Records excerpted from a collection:
----------
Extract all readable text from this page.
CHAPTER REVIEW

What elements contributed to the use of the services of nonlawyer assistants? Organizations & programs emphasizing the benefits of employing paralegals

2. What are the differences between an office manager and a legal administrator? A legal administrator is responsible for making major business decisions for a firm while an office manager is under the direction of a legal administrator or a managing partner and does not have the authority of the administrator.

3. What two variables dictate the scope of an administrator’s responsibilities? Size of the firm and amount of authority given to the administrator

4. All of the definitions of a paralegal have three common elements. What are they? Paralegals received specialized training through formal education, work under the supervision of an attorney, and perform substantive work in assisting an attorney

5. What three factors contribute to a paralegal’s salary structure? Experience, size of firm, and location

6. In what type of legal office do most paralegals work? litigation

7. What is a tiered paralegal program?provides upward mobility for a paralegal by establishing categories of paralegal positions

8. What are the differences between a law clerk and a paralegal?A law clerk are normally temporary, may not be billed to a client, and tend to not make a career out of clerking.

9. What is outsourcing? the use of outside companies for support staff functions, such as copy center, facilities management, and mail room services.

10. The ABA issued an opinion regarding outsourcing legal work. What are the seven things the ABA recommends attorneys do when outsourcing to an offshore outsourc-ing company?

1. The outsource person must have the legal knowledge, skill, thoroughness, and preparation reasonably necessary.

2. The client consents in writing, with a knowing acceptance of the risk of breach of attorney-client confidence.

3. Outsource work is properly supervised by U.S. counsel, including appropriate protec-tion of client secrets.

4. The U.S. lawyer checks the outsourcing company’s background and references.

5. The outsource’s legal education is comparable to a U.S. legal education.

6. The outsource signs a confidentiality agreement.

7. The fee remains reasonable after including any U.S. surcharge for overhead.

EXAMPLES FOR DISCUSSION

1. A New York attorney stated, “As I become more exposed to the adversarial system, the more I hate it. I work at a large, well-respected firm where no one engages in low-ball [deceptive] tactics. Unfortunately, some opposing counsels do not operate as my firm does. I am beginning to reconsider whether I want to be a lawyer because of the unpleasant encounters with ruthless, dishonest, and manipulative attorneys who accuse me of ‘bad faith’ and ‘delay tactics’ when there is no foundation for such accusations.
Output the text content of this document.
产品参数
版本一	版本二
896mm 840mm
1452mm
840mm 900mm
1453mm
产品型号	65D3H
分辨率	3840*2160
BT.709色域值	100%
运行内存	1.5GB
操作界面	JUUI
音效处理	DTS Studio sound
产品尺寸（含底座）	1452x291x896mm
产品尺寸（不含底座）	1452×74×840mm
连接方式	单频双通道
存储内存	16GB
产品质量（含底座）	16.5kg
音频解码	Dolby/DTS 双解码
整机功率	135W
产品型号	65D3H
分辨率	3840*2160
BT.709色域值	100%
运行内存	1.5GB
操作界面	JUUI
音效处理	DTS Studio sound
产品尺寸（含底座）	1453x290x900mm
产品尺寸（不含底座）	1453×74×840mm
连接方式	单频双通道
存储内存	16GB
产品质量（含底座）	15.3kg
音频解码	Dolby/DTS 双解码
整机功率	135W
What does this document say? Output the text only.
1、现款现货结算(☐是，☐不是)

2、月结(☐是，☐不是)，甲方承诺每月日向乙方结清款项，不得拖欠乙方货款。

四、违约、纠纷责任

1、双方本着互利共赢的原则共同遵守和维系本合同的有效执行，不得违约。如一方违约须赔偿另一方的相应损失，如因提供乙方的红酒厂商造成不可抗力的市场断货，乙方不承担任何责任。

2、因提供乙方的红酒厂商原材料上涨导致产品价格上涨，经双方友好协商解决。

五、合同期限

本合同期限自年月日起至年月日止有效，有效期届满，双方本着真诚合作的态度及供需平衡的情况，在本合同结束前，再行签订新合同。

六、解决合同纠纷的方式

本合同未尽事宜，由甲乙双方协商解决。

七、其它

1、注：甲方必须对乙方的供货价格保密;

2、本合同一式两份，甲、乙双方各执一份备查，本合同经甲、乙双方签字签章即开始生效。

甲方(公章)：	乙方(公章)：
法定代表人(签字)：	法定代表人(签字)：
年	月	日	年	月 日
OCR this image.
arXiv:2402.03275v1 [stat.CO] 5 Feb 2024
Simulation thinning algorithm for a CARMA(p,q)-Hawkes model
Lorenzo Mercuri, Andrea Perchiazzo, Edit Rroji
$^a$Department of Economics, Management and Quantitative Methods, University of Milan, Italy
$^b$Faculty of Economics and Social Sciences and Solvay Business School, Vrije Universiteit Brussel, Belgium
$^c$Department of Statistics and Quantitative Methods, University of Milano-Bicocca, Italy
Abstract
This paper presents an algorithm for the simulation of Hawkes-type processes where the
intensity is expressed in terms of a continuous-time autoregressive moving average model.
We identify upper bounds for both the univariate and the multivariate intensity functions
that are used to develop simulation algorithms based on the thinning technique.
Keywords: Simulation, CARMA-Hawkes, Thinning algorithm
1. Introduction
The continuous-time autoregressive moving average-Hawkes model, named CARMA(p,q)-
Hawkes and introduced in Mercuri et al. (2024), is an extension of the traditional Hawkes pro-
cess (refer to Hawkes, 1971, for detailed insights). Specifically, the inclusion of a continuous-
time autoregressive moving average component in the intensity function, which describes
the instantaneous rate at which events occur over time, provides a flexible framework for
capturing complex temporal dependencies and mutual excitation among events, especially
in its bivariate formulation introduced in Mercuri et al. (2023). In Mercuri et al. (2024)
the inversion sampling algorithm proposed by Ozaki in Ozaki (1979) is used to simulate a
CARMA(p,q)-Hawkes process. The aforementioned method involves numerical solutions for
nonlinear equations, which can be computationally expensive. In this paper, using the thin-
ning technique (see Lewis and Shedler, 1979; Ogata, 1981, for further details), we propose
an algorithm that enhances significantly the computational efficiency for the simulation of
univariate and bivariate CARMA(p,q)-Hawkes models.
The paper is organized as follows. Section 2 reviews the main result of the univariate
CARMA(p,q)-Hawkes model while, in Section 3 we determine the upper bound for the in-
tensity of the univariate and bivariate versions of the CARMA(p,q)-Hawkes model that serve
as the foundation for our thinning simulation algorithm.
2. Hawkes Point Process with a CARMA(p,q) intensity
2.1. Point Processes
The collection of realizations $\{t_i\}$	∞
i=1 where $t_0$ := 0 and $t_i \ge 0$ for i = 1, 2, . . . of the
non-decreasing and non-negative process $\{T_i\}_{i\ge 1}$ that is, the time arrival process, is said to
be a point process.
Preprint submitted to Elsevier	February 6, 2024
----------
# GIVEN EXERCISE:
Every line of the material must be returned exactly as it appears.

# FINAL RESULT:
Extract all readable text from this page.
CHAPTER REVIEW

What elements contributed to the use of the services of nonlawyer assistants? Organizations & programs emphasizing the benefits of employing paralegals

2. What are the differences between an office manager and a legal administrator? A legal administrator is responsible for making major business decisions for a firm while an office manager is under the direction of a legal administrator or a managing partner and does not have the authority of the administrator.

3. What two variables dictate the scope of an administrator’s responsibilities? Size of the firm and amount of authority given to the administrator

4. All of the definitions of a paralegal have three common elements. What are they? Paralegals received specialized training through formal education, work under the supervision of an attorney, and perform substantive work in assisting an attorney

5. What three factors contribute to a paralegal’s salary structure? Experience, size of firm, and location

6. In what type of legal office do most paralegals work? litigation

7. What is a tiered paralegal program?provides upward mobility for a paralegal by establishing categories of paralegal positions

8. What are the differences between a law clerk and a paralegal?A law clerk are normally temporary, may not be billed to a client, and tend to not make a career out of clerking.

9. What is outsourcing? the use of outside companies for support staff functions, such as copy center, facilities management, and mail room services.

10. The ABA issued an opinion regarding outsourcing legal work. What are the seven things the ABA recommends attorneys do when outsourcing to an offshore outsourc-ing company?

1. The outsource person must have the legal knowledge, skill, thoroughness, and preparation reasonably necessary.

2. The client consents in writing, with a knowing acceptance of the risk of breach of attorney-client confidence.

3. Outsource work is properly supervised by U.S. counsel, including appropriate protec-tion of client secrets.

4. The U.S. lawyer checks the outsourcing company’s background and references.

5. The outsource’s legal education is comparable to a U.S. legal education.

6. The outsource signs a confidentiality agreement.

7. The fee remains reasonable after including any U.S. surcharge for overhead.

EXAMPLES FOR DISCUSSION

1. A New York attorney stated, “As I become more exposed to the adversarial system, the more I hate it. I work at a large, well-respected firm where no one engages in low-ball [deceptive] tactics. Unfortunately, some opposing counsels do not operate as my firm does. I am beginning to reconsider whether I want to be a lawyer because of the unpleasant encounters with ruthless, dishonest, and manipulative attorneys who accuse me of ‘bad faith’ and ‘delay tactics’ when there is no foundation for such accusations.
Output the text content of this document.
产品参数
版本一	版本二
896mm 840mm
1452mm
840mm 900mm
1453mm
产品型号	65D3H
分辨率	3840*2160
BT.709色域值	100%
运行内存	1.5GB
操作界面	JUUI
音效处理	DTS Studio sound
产品尺寸（含底座）	1452x291x896mm
产品尺寸（不含底座）	1452×74×840mm
连接方式	单频双通道
存储内存	16GB
产品质量（含底座）	16.5kg
音频解码	Dolby/DTS 双解码
整机功率	135W
产品型号	65D3H
分辨率	3840*2160
BT.709色域值	100%
运行内存	1.5GB
操作界面	JUUI
音效处理	DTS Studio sound
产品尺寸（含底座）	1453x290x900mm
产品尺寸（不含底座）	1453×74×840mm
连接方式	单频双通道
存储内存	16GB
产品质量（含底座）	15.3kg
音频解码	Dolby/DTS 双解码
整机功率	135W
What does this document say? Output the text only.
1、现款现货结算(☐是，☐不是)

2、月结(☐是，☐不是)，甲方承诺每月日向乙方结清款项，不得拖欠乙方货款。

四、违约、纠纷责任

1、双方本着互利共赢的原则共同遵守和维系本合同的有效执行，不得违约。如一方违约须赔偿另一方的相应损失，如因提供乙方的红酒厂商造成不可抗力的市场断货，乙方不承担任何责任。

2、因提供乙方的红酒厂商原材料上涨导致产品价格上涨，经双方友好协商解决。

五、合同期限

本合同期限自年月日起至年月日止有效，有效期届满，双方本着真诚合作的态度及供需平衡的情况，在本合同结束前，再行签订新合同。

六、解决合同纠纷的方式

本合同未尽事宜，由甲乙双方协商解决。

七、其它

1、注：甲方必须对乙方的供货价格保密;

2、本合同一式两份，甲、乙双方各执一份备查，本合同经甲、乙双方签字签章即开始生效。

甲方(公章)：	乙方(公章)：
法定代表人(签字)：	法定代表人(签字)：
年	月	日	年	月 日
OCR this image.
arXiv:2402.03275v1 [stat.CO] 5 Feb 2024
Simulation thinning algorithm for a CARMA(p,q)-Hawkes model
Lorenzo Mercuri, Andrea Perchiazzo, Edit Rroji
$^a$Department of Economics, Management and Quantitative Methods, University of Milan, Italy
$^b$Faculty of Economics and Social Sciences and Solvay Business School, Vrije Universiteit Brussel, Belgium
$^c$Department of Statistics and Quantitative Methods, University of Milano-Bicocca, Italy
Abstract
This paper presents an algorithm for the simulation of Hawkes-type processes where the
intensity is expressed in terms of a continuous-time autoregressive moving average model.
We identify upper bounds for both the univariate and the multivariate intensity functions
that are used to develop simulation algorithms based on the thinning technique.
Keywords: Simulation, CARMA-Hawkes, Thinning algorithm
1. Introduction
The continuous-time autoregressive moving average-Hawkes model, named CARMA(p,q)-
Hawkes and introduced in Mercuri et al. (2024), is an extension of the traditional Hawkes pro-
cess (refer to Hawkes, 1971, for detailed insights). Specifically, the inclusion of a continuous-
time autoregressive moving average component in the intensity function, which describes
the instantaneous rate at which events occur over time, provides a flexible framework for
capturing complex temporal dependencies and mutual excitation among events, especially
in its bivariate formulation introduced in Mercuri et al. (2023). In Mercuri et al. (2024)
the inversion sampling algorithm proposed by Ozaki in Ozaki (1979) is used to simulate a
CARMA(p,q)-Hawkes process. The aforementioned method involves numerical solutions for
nonlinear equations, which can be computationally expensive. In this paper, using the thin-
ning technique (see Lewis and Shedler, 1979; Ogata, 1981, for further details), we propose
an algorithm that enhances significantly the computational efficiency for the simulation of
univariate and bivariate CARMA(p,q)-Hawkes models.
The paper is organized as follows. Section 2 reviews the main result of the univariate
CARMA(p,q)-Hawkes model while, in Section 3 we determine the upper bound for the in-
tensity of the univariate and bivariate versions of the CARMA(p,q)-Hawkes model that serve
as the foundation for our thinning simulation algorithm.
2. Hawkes Point Process with a CARMA(p,q) intensity
2.1. Point Processes
The collection of realizations $\{t_i\}$	∞
i=1 where $t_0$ := 0 and $t_i \ge 0$ for i = 1, 2, . . . of the
non-decreasing and non-negative process $\{T_i\}_{i\ge 1}$ that is, the time arrival process, is said to
be a point process.
Preprint submitted to Elsevier	February 6, 2024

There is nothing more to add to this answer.